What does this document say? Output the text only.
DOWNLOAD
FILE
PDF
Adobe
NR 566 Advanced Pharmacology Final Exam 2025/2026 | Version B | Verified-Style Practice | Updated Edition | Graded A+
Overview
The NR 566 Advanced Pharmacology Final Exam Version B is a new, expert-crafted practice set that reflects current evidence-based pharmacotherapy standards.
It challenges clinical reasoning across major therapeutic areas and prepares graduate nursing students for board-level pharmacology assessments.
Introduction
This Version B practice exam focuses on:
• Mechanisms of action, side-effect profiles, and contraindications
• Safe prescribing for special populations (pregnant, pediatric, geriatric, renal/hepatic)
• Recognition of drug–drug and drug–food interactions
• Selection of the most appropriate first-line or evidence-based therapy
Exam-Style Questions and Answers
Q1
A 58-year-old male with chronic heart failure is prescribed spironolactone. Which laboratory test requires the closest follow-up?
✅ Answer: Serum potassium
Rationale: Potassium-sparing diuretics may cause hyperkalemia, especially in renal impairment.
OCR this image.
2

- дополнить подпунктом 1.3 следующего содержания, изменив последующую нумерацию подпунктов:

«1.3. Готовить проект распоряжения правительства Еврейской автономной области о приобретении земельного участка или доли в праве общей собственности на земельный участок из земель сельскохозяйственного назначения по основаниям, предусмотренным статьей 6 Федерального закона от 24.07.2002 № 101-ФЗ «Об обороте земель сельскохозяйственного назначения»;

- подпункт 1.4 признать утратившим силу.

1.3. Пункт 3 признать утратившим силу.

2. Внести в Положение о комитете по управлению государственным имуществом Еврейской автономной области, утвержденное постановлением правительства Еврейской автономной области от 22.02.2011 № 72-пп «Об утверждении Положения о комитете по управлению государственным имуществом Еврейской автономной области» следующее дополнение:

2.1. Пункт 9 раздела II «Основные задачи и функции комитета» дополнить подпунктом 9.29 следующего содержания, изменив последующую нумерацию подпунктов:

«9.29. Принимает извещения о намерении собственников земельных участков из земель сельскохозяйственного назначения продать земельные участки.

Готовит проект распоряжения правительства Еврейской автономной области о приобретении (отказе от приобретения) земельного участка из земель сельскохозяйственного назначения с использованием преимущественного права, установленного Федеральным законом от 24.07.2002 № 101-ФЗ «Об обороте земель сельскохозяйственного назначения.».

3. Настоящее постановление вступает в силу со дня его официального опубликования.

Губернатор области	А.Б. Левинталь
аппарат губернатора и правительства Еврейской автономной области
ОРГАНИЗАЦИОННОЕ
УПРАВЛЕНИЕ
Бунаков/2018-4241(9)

Given task: Of the lines above, how many include the word "based"? Reply with the number only.

Exercise answer: 2